# start of SUPPLIED RECORDS
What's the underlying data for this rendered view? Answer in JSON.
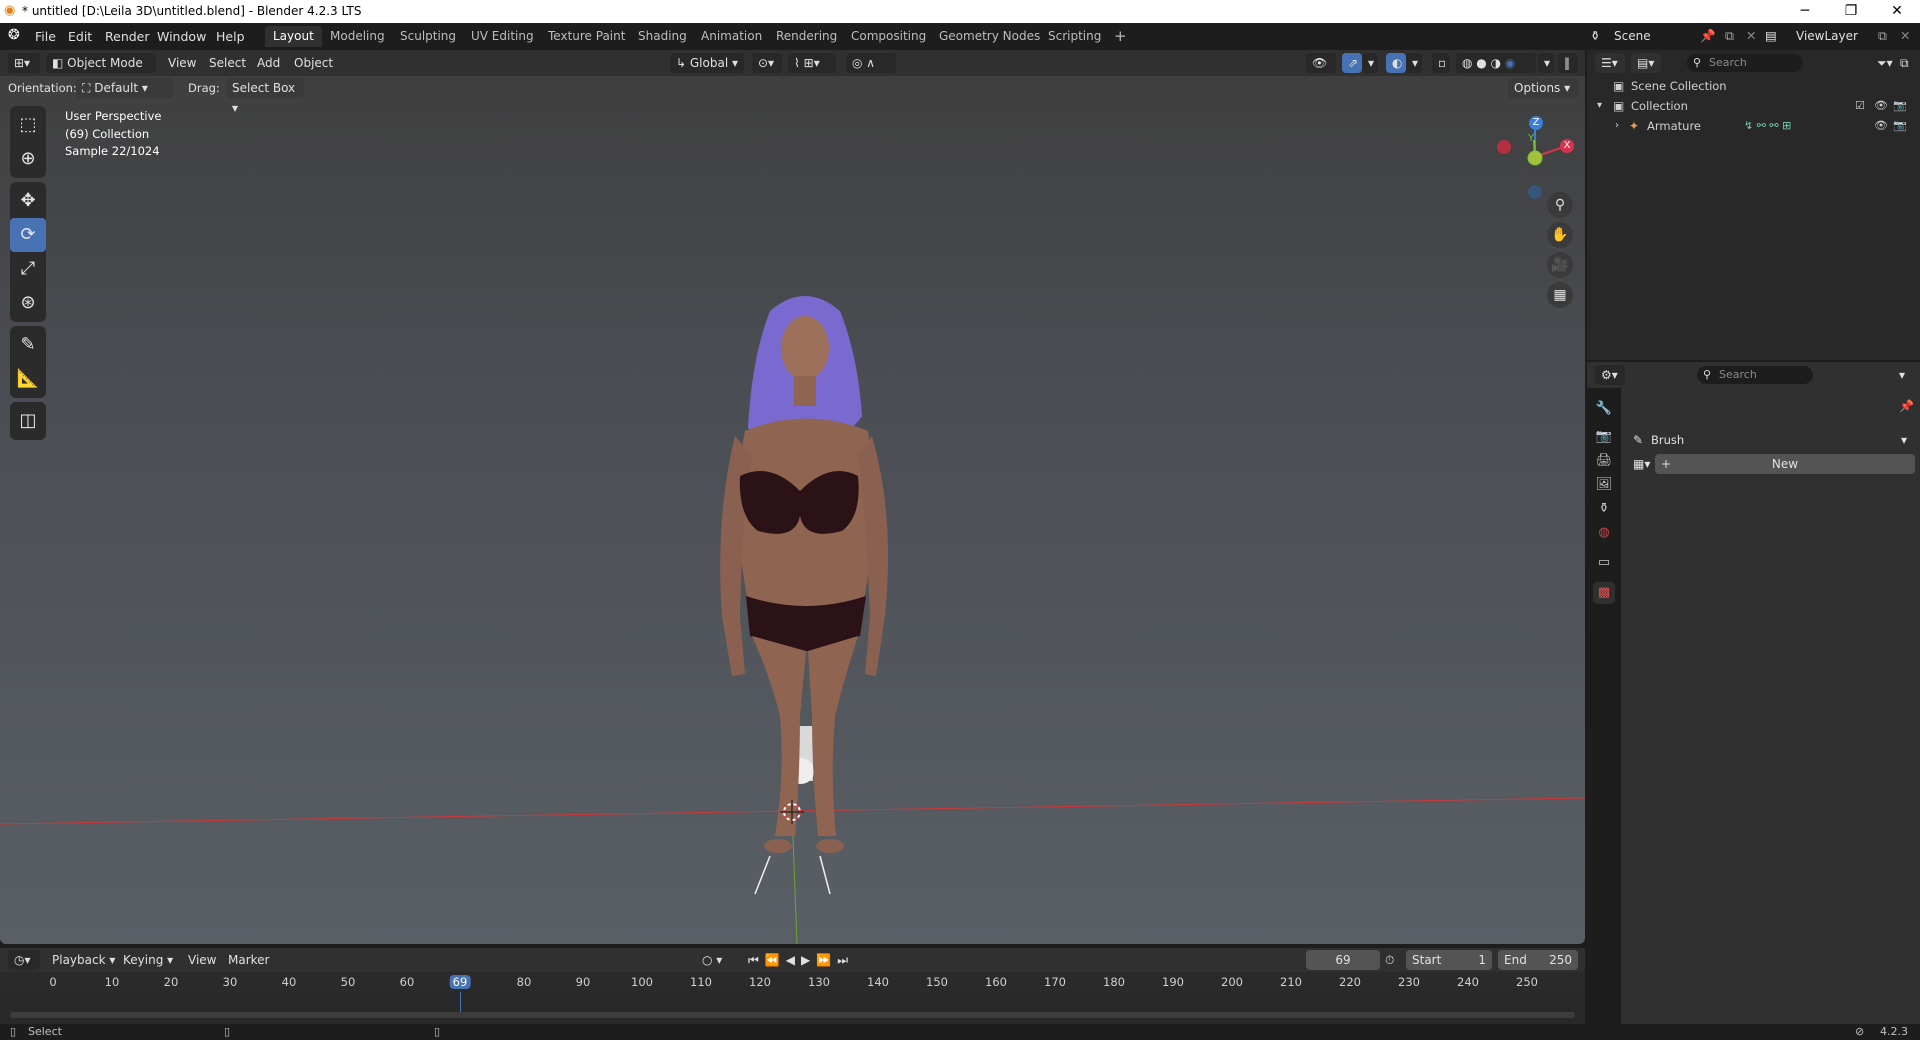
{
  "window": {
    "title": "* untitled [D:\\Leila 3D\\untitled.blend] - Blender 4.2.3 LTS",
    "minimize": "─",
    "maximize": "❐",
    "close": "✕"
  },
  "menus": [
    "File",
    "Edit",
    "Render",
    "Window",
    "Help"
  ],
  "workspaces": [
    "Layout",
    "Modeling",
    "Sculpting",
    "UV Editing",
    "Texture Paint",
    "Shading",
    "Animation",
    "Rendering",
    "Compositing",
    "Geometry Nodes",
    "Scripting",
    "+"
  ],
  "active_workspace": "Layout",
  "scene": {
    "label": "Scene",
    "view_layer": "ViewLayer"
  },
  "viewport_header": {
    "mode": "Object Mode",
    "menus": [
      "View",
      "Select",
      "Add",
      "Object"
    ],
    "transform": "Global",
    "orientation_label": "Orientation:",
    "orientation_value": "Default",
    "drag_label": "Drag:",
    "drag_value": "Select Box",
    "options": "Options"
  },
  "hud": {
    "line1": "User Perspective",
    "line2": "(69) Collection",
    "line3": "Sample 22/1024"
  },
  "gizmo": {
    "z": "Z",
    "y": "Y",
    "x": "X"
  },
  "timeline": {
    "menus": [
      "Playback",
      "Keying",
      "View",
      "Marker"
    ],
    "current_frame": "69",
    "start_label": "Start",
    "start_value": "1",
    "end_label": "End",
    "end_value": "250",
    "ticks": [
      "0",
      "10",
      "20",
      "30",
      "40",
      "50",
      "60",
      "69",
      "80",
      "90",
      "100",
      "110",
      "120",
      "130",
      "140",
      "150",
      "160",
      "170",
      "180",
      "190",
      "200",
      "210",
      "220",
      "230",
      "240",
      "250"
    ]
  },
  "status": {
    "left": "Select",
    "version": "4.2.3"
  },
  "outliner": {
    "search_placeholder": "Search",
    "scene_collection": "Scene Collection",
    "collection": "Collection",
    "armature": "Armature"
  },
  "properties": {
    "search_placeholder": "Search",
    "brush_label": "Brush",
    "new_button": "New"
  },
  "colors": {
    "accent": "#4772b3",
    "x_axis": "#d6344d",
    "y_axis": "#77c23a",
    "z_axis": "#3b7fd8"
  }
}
# end of SUPPLIED RECORDS
# start of SUPPLIED RECORDS
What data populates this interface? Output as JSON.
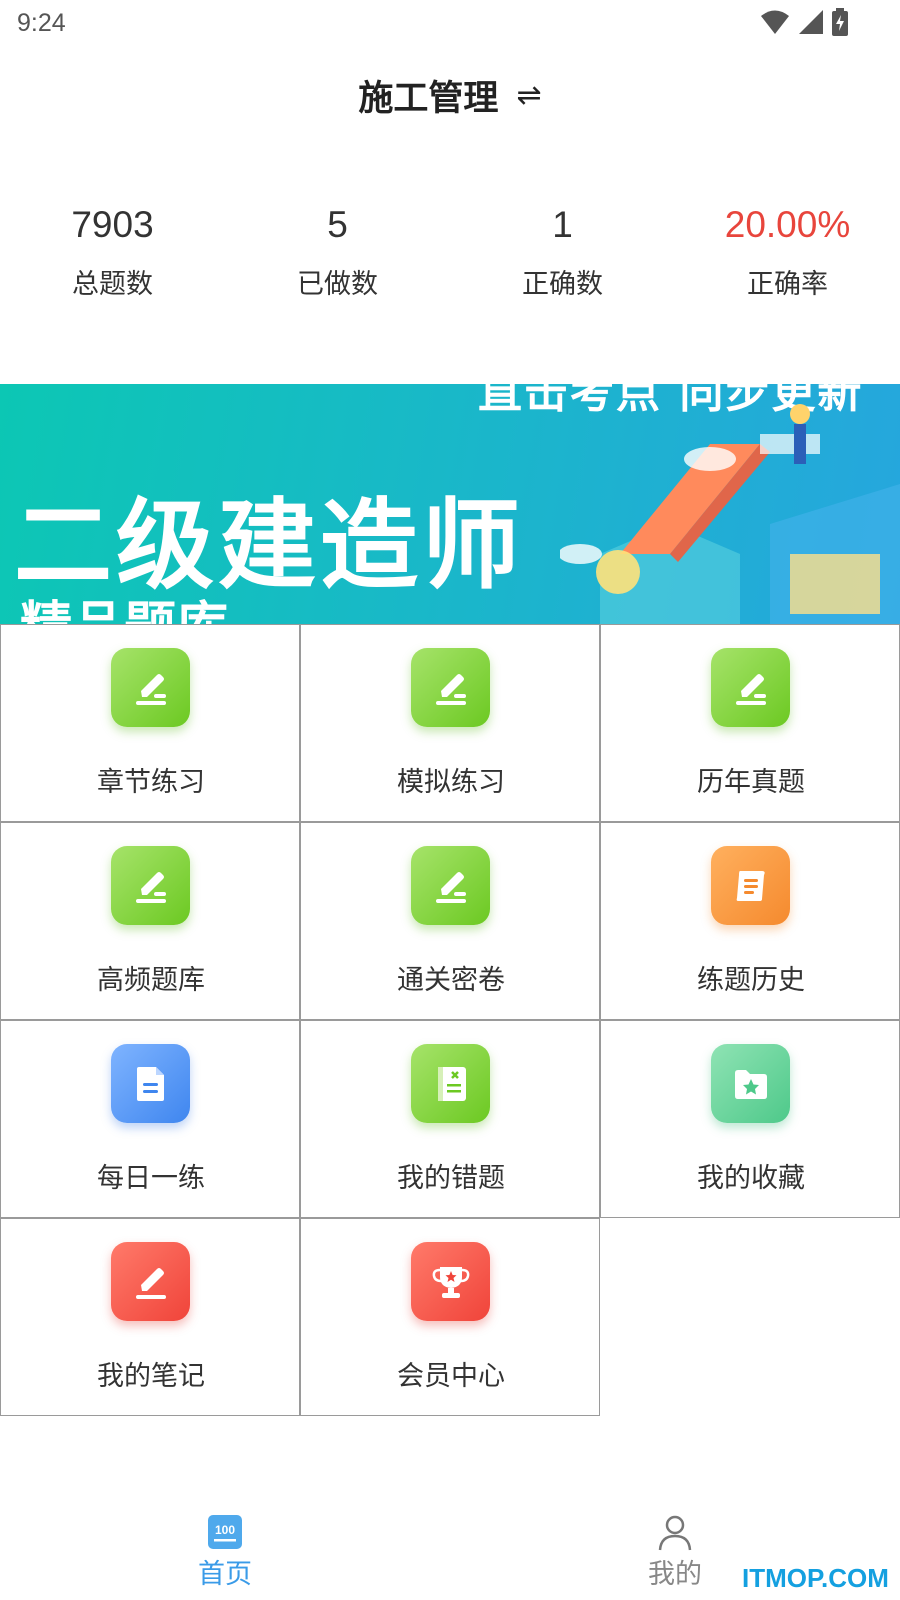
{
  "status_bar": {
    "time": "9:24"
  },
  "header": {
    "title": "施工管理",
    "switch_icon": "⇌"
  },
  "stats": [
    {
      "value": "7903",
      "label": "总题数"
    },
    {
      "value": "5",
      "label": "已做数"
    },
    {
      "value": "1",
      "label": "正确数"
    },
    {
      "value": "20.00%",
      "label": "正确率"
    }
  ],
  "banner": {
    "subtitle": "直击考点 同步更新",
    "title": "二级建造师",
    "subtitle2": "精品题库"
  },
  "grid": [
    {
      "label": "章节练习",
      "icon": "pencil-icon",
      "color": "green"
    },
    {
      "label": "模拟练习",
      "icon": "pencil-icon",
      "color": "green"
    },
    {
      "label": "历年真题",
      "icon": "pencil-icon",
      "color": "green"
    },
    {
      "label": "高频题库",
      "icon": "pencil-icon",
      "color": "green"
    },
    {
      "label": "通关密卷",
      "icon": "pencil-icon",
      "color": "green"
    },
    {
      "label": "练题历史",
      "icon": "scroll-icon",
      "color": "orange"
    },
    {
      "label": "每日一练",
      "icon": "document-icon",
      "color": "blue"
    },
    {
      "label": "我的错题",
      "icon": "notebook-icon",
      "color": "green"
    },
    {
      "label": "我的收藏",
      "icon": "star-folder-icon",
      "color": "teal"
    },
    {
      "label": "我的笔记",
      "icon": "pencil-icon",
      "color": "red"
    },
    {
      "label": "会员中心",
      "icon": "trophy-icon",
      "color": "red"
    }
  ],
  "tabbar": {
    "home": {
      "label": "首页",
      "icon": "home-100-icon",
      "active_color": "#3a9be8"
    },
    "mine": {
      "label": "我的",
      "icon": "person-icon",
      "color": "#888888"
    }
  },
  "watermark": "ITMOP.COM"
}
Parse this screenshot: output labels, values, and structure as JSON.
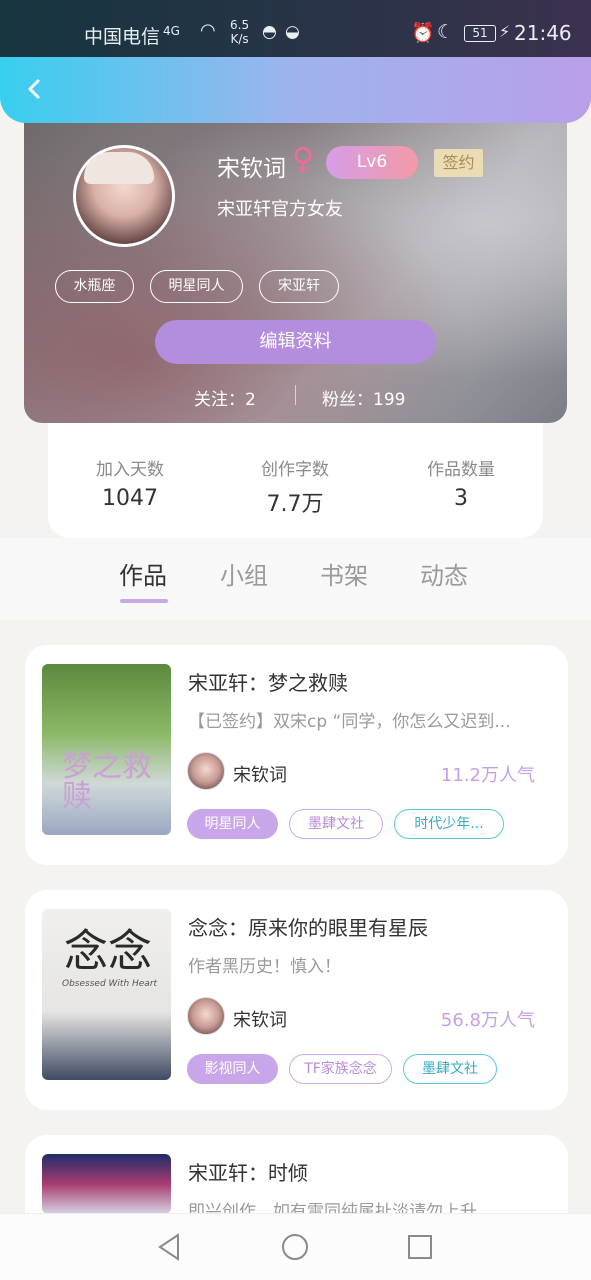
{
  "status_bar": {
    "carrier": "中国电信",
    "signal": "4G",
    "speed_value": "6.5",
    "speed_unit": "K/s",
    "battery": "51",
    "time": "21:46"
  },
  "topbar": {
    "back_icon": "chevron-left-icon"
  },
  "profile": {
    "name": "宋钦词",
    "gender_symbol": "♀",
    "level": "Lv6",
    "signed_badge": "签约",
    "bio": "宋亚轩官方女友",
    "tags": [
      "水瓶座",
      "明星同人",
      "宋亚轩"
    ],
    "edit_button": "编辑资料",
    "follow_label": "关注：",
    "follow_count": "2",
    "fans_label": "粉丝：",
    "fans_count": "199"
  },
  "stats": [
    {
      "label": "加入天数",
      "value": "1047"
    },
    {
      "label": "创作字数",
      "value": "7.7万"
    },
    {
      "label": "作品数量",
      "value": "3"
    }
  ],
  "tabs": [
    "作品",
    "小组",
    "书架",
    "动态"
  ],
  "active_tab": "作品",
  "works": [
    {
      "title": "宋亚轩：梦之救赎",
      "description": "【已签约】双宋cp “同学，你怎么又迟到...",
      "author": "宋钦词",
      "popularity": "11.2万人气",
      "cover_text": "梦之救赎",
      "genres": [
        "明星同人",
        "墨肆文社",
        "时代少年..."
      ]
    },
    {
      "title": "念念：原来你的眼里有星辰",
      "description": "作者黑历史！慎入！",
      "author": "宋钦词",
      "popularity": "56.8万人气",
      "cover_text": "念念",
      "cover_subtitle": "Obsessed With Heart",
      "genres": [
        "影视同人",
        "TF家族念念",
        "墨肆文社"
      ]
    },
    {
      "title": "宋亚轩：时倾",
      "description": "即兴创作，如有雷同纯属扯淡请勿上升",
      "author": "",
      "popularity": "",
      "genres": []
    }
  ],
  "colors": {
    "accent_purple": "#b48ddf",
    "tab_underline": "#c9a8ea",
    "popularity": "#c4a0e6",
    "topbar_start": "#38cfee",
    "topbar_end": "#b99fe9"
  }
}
# end of SUPPLIED RECORDS
# start of SUPPLIED RECORDS
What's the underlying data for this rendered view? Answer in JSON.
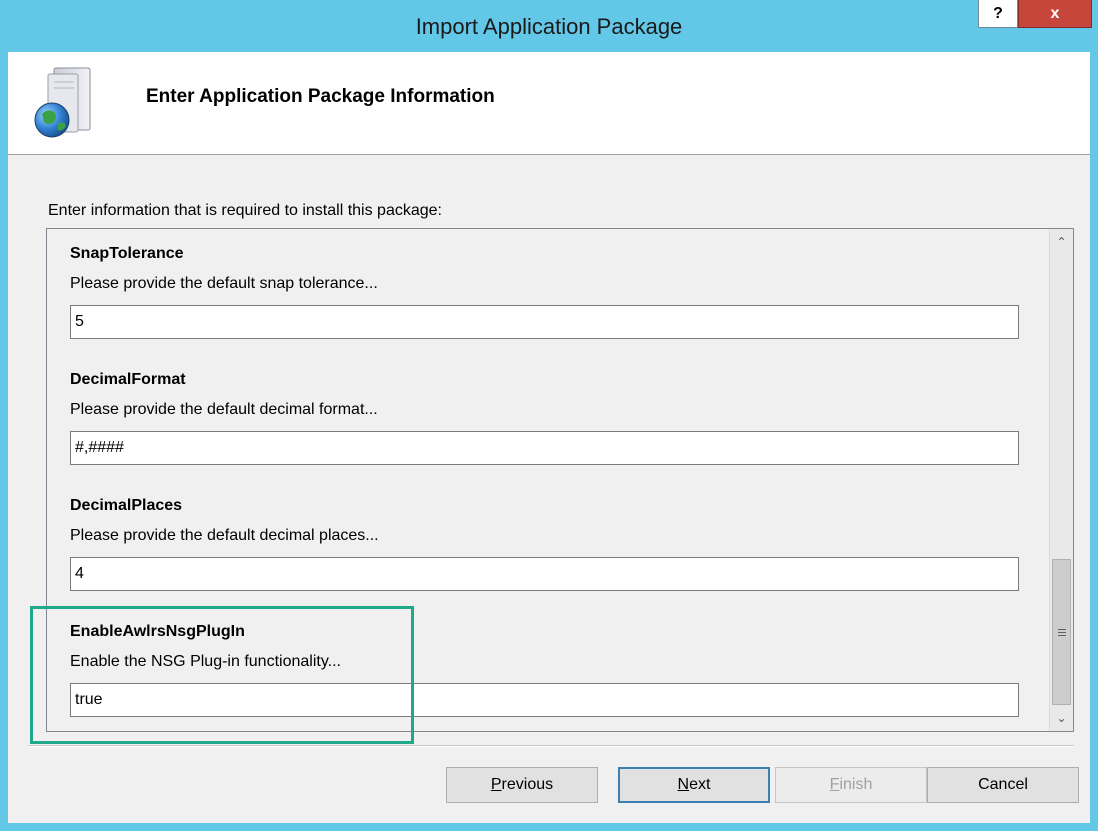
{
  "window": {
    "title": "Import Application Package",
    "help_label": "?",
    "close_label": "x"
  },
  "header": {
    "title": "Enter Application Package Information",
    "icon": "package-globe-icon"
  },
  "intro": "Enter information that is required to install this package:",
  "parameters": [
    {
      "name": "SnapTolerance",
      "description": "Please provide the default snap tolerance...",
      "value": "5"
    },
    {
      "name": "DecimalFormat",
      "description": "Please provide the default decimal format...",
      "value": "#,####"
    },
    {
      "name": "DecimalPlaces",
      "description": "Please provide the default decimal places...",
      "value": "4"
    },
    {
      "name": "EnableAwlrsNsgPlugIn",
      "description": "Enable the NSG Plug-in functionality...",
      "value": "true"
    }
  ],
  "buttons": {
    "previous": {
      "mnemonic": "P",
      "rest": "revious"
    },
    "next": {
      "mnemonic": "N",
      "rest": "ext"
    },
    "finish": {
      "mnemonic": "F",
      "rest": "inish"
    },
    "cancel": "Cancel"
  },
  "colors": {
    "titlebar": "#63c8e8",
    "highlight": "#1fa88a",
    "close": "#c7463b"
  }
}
# end of SUPPLIED RECORDS
WHAT YOU HAVE TO DO: Identify each line holding the string "Please", and copy it out.

REPLY TO THE EXERCISE:
      "description": "Please provide the default snap tolerance...",
      "description": "Please provide the default decimal format...",
      "description": "Please provide the default decimal places...",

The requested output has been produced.